* _Your objective_
Copy, in full, each line of the material that holds the word "this".

* _Dataset listings of figures_
>>>
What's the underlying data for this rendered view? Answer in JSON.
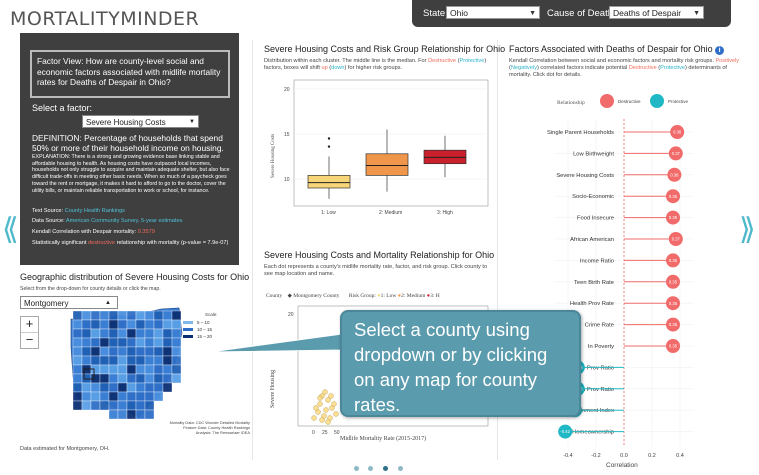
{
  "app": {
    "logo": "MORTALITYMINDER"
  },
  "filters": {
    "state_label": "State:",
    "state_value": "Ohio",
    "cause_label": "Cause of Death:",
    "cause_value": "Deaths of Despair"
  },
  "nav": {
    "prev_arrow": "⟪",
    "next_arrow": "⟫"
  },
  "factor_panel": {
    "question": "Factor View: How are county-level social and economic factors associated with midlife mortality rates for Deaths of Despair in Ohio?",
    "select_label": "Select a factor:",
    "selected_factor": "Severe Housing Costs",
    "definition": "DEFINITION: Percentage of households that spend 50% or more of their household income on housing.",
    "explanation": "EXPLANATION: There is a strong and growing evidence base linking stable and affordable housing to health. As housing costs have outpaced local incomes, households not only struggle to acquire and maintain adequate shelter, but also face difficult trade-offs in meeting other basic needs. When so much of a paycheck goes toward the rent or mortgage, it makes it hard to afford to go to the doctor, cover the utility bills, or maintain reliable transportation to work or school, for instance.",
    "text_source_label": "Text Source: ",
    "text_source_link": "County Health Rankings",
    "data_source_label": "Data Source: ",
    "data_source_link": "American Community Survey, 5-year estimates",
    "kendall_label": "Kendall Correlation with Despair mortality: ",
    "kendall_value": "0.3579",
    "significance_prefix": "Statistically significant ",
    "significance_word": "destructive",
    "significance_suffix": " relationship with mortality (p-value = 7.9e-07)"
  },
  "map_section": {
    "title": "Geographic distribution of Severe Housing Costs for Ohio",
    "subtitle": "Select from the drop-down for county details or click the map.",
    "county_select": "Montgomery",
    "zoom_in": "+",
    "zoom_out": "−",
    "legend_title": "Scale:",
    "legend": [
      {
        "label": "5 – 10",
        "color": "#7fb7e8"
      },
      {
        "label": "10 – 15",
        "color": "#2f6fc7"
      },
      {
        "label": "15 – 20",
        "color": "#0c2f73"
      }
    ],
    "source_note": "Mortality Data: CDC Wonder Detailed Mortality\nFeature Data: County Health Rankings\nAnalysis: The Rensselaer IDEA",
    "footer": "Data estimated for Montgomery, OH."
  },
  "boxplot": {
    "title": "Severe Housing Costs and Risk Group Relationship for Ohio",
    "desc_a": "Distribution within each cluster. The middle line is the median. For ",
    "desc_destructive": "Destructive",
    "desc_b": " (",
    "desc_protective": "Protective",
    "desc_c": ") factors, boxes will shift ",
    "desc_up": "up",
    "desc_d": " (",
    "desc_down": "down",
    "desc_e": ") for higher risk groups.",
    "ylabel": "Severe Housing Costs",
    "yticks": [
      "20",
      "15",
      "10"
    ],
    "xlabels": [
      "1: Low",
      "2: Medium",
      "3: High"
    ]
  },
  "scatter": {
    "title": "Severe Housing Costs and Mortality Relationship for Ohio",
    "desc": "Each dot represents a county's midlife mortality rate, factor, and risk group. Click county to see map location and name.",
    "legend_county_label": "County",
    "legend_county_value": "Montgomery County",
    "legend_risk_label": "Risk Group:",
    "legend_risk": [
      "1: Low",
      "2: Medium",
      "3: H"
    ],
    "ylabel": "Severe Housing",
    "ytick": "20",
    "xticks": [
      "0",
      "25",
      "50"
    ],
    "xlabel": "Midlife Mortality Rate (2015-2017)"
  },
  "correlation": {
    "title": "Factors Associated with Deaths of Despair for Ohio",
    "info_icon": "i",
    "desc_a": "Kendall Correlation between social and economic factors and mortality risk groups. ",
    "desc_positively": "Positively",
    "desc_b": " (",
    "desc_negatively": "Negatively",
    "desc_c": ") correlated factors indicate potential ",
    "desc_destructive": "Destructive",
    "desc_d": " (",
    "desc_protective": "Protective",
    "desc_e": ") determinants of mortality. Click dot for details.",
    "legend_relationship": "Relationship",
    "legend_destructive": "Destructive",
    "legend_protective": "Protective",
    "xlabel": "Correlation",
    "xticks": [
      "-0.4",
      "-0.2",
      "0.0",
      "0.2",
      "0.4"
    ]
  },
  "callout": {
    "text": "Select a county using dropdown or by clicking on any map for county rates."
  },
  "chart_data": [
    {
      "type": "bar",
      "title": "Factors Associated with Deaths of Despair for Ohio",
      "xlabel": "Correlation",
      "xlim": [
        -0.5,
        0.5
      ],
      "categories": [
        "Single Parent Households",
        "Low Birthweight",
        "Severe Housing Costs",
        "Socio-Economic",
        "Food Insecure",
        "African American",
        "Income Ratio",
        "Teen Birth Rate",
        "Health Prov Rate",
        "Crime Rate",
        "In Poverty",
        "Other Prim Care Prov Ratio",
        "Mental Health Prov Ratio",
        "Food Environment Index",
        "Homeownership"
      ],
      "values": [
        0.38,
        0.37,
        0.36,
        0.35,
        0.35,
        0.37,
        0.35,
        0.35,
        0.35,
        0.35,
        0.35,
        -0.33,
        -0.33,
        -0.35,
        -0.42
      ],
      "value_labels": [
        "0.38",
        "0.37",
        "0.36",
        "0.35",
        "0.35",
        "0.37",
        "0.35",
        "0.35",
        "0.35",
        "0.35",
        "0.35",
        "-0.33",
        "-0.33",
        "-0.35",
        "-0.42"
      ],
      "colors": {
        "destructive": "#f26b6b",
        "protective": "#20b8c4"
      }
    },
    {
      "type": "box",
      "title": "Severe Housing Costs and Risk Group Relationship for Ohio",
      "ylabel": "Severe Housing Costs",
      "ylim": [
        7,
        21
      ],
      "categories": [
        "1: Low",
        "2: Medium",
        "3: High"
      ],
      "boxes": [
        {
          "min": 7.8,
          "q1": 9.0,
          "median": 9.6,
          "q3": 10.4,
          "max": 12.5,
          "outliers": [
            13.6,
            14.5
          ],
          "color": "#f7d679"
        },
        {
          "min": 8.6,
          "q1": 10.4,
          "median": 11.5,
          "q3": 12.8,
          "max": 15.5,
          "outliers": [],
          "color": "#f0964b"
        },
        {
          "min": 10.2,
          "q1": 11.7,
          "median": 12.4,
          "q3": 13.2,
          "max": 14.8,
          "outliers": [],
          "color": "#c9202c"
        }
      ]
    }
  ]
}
<<<
>>>
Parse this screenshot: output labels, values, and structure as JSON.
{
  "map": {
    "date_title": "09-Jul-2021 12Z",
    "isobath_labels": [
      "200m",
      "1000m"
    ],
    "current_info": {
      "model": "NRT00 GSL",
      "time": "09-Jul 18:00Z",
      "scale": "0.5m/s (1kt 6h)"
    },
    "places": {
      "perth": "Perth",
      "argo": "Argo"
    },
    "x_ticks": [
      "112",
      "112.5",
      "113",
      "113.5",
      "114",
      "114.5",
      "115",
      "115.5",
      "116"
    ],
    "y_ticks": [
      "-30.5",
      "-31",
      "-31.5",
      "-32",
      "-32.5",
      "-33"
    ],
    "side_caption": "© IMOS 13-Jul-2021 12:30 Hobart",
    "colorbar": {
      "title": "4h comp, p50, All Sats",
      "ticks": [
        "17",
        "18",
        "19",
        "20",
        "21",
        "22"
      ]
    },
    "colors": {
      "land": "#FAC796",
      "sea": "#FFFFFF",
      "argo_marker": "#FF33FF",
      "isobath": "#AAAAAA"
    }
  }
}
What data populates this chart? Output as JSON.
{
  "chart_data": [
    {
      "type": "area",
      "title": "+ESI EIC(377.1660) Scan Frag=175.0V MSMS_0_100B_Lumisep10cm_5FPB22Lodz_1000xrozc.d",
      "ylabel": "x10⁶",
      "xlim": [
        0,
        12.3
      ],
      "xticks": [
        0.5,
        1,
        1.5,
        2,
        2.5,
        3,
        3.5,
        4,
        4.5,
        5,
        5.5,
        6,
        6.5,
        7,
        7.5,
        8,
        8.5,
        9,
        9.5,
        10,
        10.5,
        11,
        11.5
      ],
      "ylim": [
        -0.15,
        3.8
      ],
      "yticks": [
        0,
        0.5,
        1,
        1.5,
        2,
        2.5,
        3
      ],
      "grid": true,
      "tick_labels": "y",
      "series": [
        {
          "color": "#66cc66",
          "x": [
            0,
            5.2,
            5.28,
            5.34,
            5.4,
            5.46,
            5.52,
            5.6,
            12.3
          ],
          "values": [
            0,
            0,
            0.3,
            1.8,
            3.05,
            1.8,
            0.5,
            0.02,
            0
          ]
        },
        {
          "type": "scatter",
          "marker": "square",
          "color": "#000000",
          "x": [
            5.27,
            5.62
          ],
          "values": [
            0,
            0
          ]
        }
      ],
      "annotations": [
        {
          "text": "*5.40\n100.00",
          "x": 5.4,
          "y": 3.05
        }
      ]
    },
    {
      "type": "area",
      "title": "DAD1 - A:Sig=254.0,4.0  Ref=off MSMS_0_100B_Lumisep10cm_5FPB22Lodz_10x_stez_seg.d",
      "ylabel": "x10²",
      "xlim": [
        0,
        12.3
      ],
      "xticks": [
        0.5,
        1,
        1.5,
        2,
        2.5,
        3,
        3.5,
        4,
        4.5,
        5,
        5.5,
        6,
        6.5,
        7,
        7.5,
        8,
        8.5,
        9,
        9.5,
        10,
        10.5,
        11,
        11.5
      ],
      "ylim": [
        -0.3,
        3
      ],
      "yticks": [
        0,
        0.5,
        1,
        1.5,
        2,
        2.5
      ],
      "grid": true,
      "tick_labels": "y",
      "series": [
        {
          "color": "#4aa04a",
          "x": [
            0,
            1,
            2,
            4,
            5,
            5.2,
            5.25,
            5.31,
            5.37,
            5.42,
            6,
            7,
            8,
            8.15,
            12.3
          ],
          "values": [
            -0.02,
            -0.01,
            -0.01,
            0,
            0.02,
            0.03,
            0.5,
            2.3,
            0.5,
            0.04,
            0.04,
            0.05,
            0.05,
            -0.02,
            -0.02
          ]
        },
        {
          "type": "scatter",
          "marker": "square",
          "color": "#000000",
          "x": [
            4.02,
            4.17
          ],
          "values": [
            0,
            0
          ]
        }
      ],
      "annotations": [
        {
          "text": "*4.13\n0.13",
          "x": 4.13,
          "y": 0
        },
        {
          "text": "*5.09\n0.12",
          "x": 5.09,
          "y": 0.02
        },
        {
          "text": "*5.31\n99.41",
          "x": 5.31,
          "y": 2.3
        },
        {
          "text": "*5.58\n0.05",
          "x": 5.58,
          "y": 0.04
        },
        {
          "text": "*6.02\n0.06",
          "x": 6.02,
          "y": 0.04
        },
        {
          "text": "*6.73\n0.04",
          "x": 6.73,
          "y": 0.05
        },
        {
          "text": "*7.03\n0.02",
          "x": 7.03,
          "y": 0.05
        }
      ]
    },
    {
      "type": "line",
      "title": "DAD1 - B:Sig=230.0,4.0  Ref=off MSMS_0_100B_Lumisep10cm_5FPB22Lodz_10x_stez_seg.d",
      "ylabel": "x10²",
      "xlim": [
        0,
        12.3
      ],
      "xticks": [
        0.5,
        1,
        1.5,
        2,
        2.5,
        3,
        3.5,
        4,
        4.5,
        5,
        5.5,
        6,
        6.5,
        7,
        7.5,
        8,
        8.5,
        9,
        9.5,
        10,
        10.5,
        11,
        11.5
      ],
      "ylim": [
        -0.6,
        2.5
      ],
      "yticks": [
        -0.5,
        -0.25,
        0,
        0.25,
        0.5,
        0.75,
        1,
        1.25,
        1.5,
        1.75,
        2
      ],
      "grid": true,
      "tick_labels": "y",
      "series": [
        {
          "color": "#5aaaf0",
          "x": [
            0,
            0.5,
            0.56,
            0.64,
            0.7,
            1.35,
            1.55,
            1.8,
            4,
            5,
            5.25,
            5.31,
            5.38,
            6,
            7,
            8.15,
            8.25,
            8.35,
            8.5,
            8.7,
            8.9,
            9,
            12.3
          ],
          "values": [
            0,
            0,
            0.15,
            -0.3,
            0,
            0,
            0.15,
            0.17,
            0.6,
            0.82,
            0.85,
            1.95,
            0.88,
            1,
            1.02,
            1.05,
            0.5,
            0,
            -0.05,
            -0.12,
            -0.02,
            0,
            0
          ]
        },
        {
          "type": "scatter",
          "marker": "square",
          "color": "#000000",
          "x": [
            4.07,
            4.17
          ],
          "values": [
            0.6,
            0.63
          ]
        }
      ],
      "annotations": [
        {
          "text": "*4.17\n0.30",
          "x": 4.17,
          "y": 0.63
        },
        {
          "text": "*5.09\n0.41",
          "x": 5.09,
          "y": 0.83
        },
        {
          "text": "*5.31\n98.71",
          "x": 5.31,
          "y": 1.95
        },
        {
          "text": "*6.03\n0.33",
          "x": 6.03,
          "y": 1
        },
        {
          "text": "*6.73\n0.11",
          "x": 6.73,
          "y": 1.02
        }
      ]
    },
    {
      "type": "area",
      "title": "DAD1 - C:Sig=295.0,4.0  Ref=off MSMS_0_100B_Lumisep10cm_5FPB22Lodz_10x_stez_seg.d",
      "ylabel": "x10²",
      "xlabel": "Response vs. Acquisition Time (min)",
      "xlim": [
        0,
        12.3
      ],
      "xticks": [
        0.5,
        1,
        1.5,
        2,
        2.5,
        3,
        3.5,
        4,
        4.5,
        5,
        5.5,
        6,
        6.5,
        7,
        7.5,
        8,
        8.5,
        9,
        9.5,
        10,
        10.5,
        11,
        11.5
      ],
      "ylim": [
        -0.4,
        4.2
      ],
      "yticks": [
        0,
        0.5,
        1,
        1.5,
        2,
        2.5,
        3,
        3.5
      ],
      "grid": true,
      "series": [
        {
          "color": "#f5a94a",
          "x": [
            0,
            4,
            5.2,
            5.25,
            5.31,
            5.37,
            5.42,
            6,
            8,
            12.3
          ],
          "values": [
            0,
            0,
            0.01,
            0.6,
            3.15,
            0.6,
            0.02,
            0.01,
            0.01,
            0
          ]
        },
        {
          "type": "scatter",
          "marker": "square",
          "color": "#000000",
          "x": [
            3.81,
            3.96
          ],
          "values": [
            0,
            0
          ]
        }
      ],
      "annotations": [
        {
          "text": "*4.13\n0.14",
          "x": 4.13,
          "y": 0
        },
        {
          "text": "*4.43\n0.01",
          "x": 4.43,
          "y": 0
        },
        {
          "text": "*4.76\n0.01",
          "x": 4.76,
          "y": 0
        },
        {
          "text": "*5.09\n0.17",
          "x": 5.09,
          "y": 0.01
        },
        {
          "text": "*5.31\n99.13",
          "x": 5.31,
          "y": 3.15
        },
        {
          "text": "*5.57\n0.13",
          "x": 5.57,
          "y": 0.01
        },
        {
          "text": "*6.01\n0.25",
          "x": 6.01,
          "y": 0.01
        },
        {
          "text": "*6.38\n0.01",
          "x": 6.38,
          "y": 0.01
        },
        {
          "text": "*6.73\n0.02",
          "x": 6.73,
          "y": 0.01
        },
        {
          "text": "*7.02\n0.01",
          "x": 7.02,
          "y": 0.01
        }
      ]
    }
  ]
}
<<<
* _Solved exercise_
What's the underlying data for this rendered view? Answer in JSON.
Parse this screenshot: output labels, values, and structure as JSON.
What data populates this chart? Output as JSON.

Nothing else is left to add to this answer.